What to produce
Word for word, give the material below again, minus any images.

'''

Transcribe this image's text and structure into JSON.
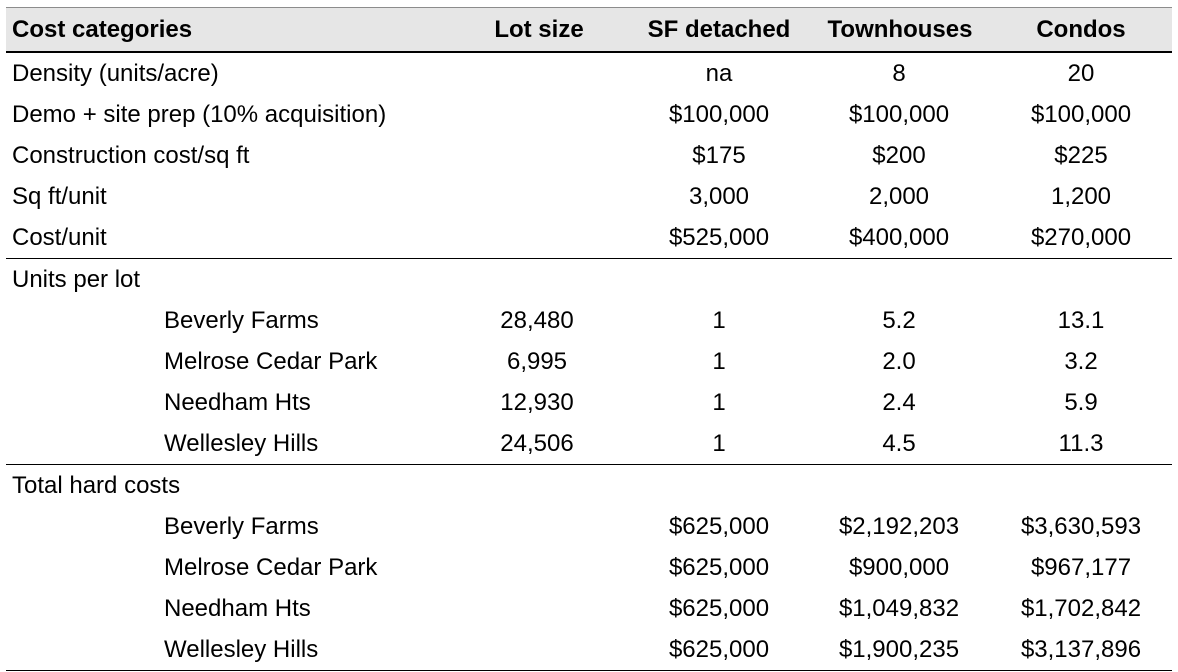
{
  "header": {
    "category": "Cost categories",
    "lot_size": "Lot size",
    "sf_detached": "SF detached",
    "townhouses": "Townhouses",
    "condos": "Condos"
  },
  "assumptions": [
    {
      "label": "Density (units/acre)",
      "sf": "na",
      "th": "8",
      "co": "20"
    },
    {
      "label": "Demo + site prep (10% acquisition)",
      "sf": "$100,000",
      "th": "$100,000",
      "co": "$100,000"
    },
    {
      "label": "Construction cost/sq ft",
      "sf": "$175",
      "th": "$200",
      "co": "$225"
    },
    {
      "label": "Sq ft/unit",
      "sf": "3,000",
      "th": "2,000",
      "co": "1,200"
    },
    {
      "label": "Cost/unit",
      "sf": "$525,000",
      "th": "$400,000",
      "co": "$270,000"
    }
  ],
  "units_section": {
    "title": "Units per lot",
    "rows": [
      {
        "label": "Beverly Farms",
        "lot": "28,480",
        "sf": "1",
        "th": "5.2",
        "co": "13.1"
      },
      {
        "label": "Melrose Cedar Park",
        "lot": "6,995",
        "sf": "1",
        "th": "2.0",
        "co": "3.2"
      },
      {
        "label": "Needham Hts",
        "lot": "12,930",
        "sf": "1",
        "th": "2.4",
        "co": "5.9"
      },
      {
        "label": "Wellesley Hills",
        "lot": "24,506",
        "sf": "1",
        "th": "4.5",
        "co": "11.3"
      }
    ]
  },
  "costs_section": {
    "title": "Total hard costs",
    "rows": [
      {
        "label": "Beverly Farms",
        "sf": "$625,000",
        "th": "$2,192,203",
        "co": "$3,630,593"
      },
      {
        "label": "Melrose Cedar Park",
        "sf": "$625,000",
        "th": "$900,000",
        "co": "$967,177"
      },
      {
        "label": "Needham Hts",
        "sf": "$625,000",
        "th": "$1,049,832",
        "co": "$1,702,842"
      },
      {
        "label": "Wellesley Hills",
        "sf": "$625,000",
        "th": "$1,900,235",
        "co": "$3,137,896"
      }
    ]
  }
}
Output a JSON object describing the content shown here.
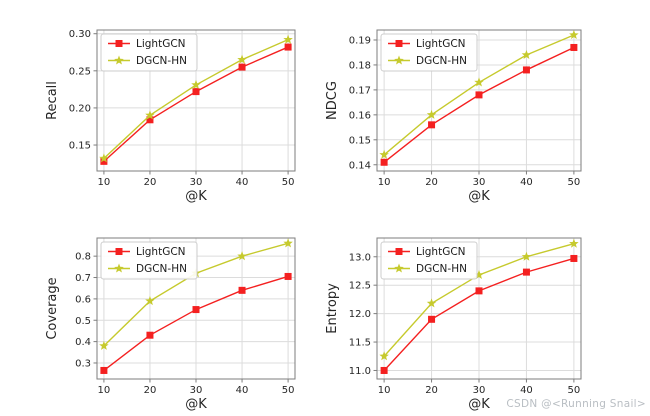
{
  "watermark": "CSDN @<Running Snail>",
  "colors": {
    "lightgcn": "#f42020",
    "dgcnhn": "#c6ca2d",
    "grid": "#dcdcdc",
    "spine": "#7d7d7d",
    "tick_label": "#262626",
    "legend_border": "#cccccc",
    "watermark": "#b9bec3",
    "background": "#ffffff"
  },
  "legend": {
    "items": [
      "LightGCN",
      "DGCN-HN"
    ],
    "position": "upper-left"
  },
  "chart_data": [
    {
      "type": "line",
      "name": "recall",
      "xlabel": "@K",
      "ylabel": "Recall",
      "x": [
        10,
        20,
        30,
        40,
        50
      ],
      "xtick_labels": [
        "10",
        "20",
        "30",
        "40",
        "50"
      ],
      "xlim": [
        8.5,
        51.5
      ],
      "yticks": [
        0.15,
        0.2,
        0.25,
        0.3
      ],
      "ytick_labels": [
        "0.15",
        "0.20",
        "0.25",
        "0.30"
      ],
      "ylim": [
        0.115,
        0.305
      ],
      "grid": true,
      "legend_position": "upper-left",
      "series": [
        {
          "name": "LightGCN",
          "marker": "square",
          "color_key": "lightgcn",
          "values": [
            0.128,
            0.184,
            0.222,
            0.255,
            0.282
          ]
        },
        {
          "name": "DGCN-HN",
          "marker": "star",
          "color_key": "dgcnhn",
          "values": [
            0.132,
            0.19,
            0.231,
            0.265,
            0.292
          ]
        }
      ]
    },
    {
      "type": "line",
      "name": "ndcg",
      "xlabel": "@K",
      "ylabel": "NDCG",
      "x": [
        10,
        20,
        30,
        40,
        50
      ],
      "xtick_labels": [
        "10",
        "20",
        "30",
        "40",
        "50"
      ],
      "xlim": [
        8.5,
        51.5
      ],
      "yticks": [
        0.14,
        0.15,
        0.16,
        0.17,
        0.18,
        0.19
      ],
      "ytick_labels": [
        "0.14",
        "0.15",
        "0.16",
        "0.17",
        "0.18",
        "0.19"
      ],
      "ylim": [
        0.1375,
        0.194
      ],
      "grid": true,
      "legend_position": "upper-left",
      "series": [
        {
          "name": "LightGCN",
          "marker": "square",
          "color_key": "lightgcn",
          "values": [
            0.141,
            0.156,
            0.168,
            0.178,
            0.187
          ]
        },
        {
          "name": "DGCN-HN",
          "marker": "star",
          "color_key": "dgcnhn",
          "values": [
            0.144,
            0.16,
            0.173,
            0.184,
            0.192
          ]
        }
      ]
    },
    {
      "type": "line",
      "name": "coverage",
      "xlabel": "@K",
      "ylabel": "Coverage",
      "x": [
        10,
        20,
        30,
        40,
        50
      ],
      "xtick_labels": [
        "10",
        "20",
        "30",
        "40",
        "50"
      ],
      "xlim": [
        8.5,
        51.5
      ],
      "yticks": [
        0.3,
        0.4,
        0.5,
        0.6,
        0.7,
        0.8
      ],
      "ytick_labels": [
        "0.3",
        "0.4",
        "0.5",
        "0.6",
        "0.7",
        "0.8"
      ],
      "ylim": [
        0.225,
        0.885
      ],
      "grid": true,
      "legend_position": "upper-left",
      "series": [
        {
          "name": "LightGCN",
          "marker": "square",
          "color_key": "lightgcn",
          "values": [
            0.265,
            0.43,
            0.55,
            0.64,
            0.705
          ]
        },
        {
          "name": "DGCN-HN",
          "marker": "star",
          "color_key": "dgcnhn",
          "values": [
            0.38,
            0.59,
            0.72,
            0.8,
            0.86
          ]
        }
      ]
    },
    {
      "type": "line",
      "name": "entropy",
      "xlabel": "@K",
      "ylabel": "Entropy",
      "x": [
        10,
        20,
        30,
        40,
        50
      ],
      "xtick_labels": [
        "10",
        "20",
        "30",
        "40",
        "50"
      ],
      "xlim": [
        8.5,
        51.5
      ],
      "yticks": [
        11.0,
        11.5,
        12.0,
        12.5,
        13.0
      ],
      "ytick_labels": [
        "11.0",
        "11.5",
        "12.0",
        "12.5",
        "13.0"
      ],
      "ylim": [
        10.85,
        13.33
      ],
      "grid": true,
      "legend_position": "upper-left",
      "series": [
        {
          "name": "LightGCN",
          "marker": "square",
          "color_key": "lightgcn",
          "values": [
            11.0,
            11.9,
            12.4,
            12.73,
            12.97
          ]
        },
        {
          "name": "DGCN-HN",
          "marker": "star",
          "color_key": "dgcnhn",
          "values": [
            11.25,
            12.18,
            12.68,
            13.0,
            13.23
          ]
        }
      ]
    }
  ]
}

'''

The completed task
Transcribe this image's text and structure into JSON.
{
  "header": {
    "category": "Cost categories",
    "lot_size": "Lot size",
    "sf_detached": "SF detached",
    "townhouses": "Townhouses",
    "condos": "Condos"
  },
  "assumptions": [
    {
      "label": "Density (units/acre)",
      "sf": "na",
      "th": "8",
      "co": "20"
    },
    {
      "label": "Demo + site prep (10% acquisition)",
      "sf": "$100,000",
      "th": "$100,000",
      "co": "$100,000"
    },
    {
      "label": "Construction cost/sq ft",
      "sf": "$175",
      "th": "$200",
      "co": "$225"
    },
    {
      "label": "Sq ft/unit",
      "sf": "3,000",
      "th": "2,000",
      "co": "1,200"
    },
    {
      "label": "Cost/unit",
      "sf": "$525,000",
      "th": "$400,000",
      "co": "$270,000"
    }
  ],
  "units_section": {
    "title": "Units per lot",
    "rows": [
      {
        "label": "Beverly Farms",
        "lot": "28,480",
        "sf": "1",
        "th": "5.2",
        "co": "13.1"
      },
      {
        "label": "Melrose Cedar Park",
        "lot": "6,995",
        "sf": "1",
        "th": "2.0",
        "co": "3.2"
      },
      {
        "label": "Needham Hts",
        "lot": "12,930",
        "sf": "1",
        "th": "2.4",
        "co": "5.9"
      },
      {
        "label": "Wellesley Hills",
        "lot": "24,506",
        "sf": "1",
        "th": "4.5",
        "co": "11.3"
      }
    ]
  },
  "costs_section": {
    "title": "Total hard costs",
    "rows": [
      {
        "label": "Beverly Farms",
        "sf": "$625,000",
        "th": "$2,192,203",
        "co": "$3,630,593"
      },
      {
        "label": "Melrose Cedar Park",
        "sf": "$625,000",
        "th": "$900,000",
        "co": "$967,177"
      },
      {
        "label": "Needham Hts",
        "sf": "$625,000",
        "th": "$1,049,832",
        "co": "$1,702,842"
      },
      {
        "label": "Wellesley Hills",
        "sf": "$625,000",
        "th": "$1,900,235",
        "co": "$3,137,896"
      }
    ]
  }
}
Output a JSON object describing the content shown here.
{
  "watermark": "CSDN @<Running Snail>",
  "colors": {
    "lightgcn": "#f42020",
    "dgcnhn": "#c6ca2d",
    "grid": "#dcdcdc",
    "spine": "#7d7d7d",
    "tick_label": "#262626",
    "legend_border": "#cccccc",
    "watermark": "#b9bec3",
    "background": "#ffffff"
  },
  "legend": {
    "items": [
      "LightGCN",
      "DGCN-HN"
    ],
    "position": "upper-left"
  },
  "chart_data": [
    {
      "type": "line",
      "name": "recall",
      "xlabel": "@K",
      "ylabel": "Recall",
      "x": [
        10,
        20,
        30,
        40,
        50
      ],
      "xtick_labels": [
        "10",
        "20",
        "30",
        "40",
        "50"
      ],
      "xlim": [
        8.5,
        51.5
      ],
      "yticks": [
        0.15,
        0.2,
        0.25,
        0.3
      ],
      "ytick_labels": [
        "0.15",
        "0.20",
        "0.25",
        "0.30"
      ],
      "ylim": [
        0.115,
        0.305
      ],
      "grid": true,
      "legend_position": "upper-left",
      "series": [
        {
          "name": "LightGCN",
          "marker": "square",
          "color_key": "lightgcn",
          "values": [
            0.128,
            0.184,
            0.222,
            0.255,
            0.282
          ]
        },
        {
          "name": "DGCN-HN",
          "marker": "star",
          "color_key": "dgcnhn",
          "values": [
            0.132,
            0.19,
            0.231,
            0.265,
            0.292
          ]
        }
      ]
    },
    {
      "type": "line",
      "name": "ndcg",
      "xlabel": "@K",
      "ylabel": "NDCG",
      "x": [
        10,
        20,
        30,
        40,
        50
      ],
      "xtick_labels": [
        "10",
        "20",
        "30",
        "40",
        "50"
      ],
      "xlim": [
        8.5,
        51.5
      ],
      "yticks": [
        0.14,
        0.15,
        0.16,
        0.17,
        0.18,
        0.19
      ],
      "ytick_labels": [
        "0.14",
        "0.15",
        "0.16",
        "0.17",
        "0.18",
        "0.19"
      ],
      "ylim": [
        0.1375,
        0.194
      ],
      "grid": true,
      "legend_position": "upper-left",
      "series": [
        {
          "name": "LightGCN",
          "marker": "square",
          "color_key": "lightgcn",
          "values": [
            0.141,
            0.156,
            0.168,
            0.178,
            0.187
          ]
        },
        {
          "name": "DGCN-HN",
          "marker": "star",
          "color_key": "dgcnhn",
          "values": [
            0.144,
            0.16,
            0.173,
            0.184,
            0.192
          ]
        }
      ]
    },
    {
      "type": "line",
      "name": "coverage",
      "xlabel": "@K",
      "ylabel": "Coverage",
      "x": [
        10,
        20,
        30,
        40,
        50
      ],
      "xtick_labels": [
        "10",
        "20",
        "30",
        "40",
        "50"
      ],
      "xlim": [
        8.5,
        51.5
      ],
      "yticks": [
        0.3,
        0.4,
        0.5,
        0.6,
        0.7,
        0.8
      ],
      "ytick_labels": [
        "0.3",
        "0.4",
        "0.5",
        "0.6",
        "0.7",
        "0.8"
      ],
      "ylim": [
        0.225,
        0.885
      ],
      "grid": true,
      "legend_position": "upper-left",
      "series": [
        {
          "name": "LightGCN",
          "marker": "square",
          "color_key": "lightgcn",
          "values": [
            0.265,
            0.43,
            0.55,
            0.64,
            0.705
          ]
        },
        {
          "name": "DGCN-HN",
          "marker": "star",
          "color_key": "dgcnhn",
          "values": [
            0.38,
            0.59,
            0.72,
            0.8,
            0.86
          ]
        }
      ]
    },
    {
      "type": "line",
      "name": "entropy",
      "xlabel": "@K",
      "ylabel": "Entropy",
      "x": [
        10,
        20,
        30,
        40,
        50
      ],
      "xtick_labels": [
        "10",
        "20",
        "30",
        "40",
        "50"
      ],
      "xlim": [
        8.5,
        51.5
      ],
      "yticks": [
        11.0,
        11.5,
        12.0,
        12.5,
        13.0
      ],
      "ytick_labels": [
        "11.0",
        "11.5",
        "12.0",
        "12.5",
        "13.0"
      ],
      "ylim": [
        10.85,
        13.33
      ],
      "grid": true,
      "legend_position": "upper-left",
      "series": [
        {
          "name": "LightGCN",
          "marker": "square",
          "color_key": "lightgcn",
          "values": [
            11.0,
            11.9,
            12.4,
            12.73,
            12.97
          ]
        },
        {
          "name": "DGCN-HN",
          "marker": "star",
          "color_key": "dgcnhn",
          "values": [
            11.25,
            12.18,
            12.68,
            13.0,
            13.23
          ]
        }
      ]
    }
  ]
}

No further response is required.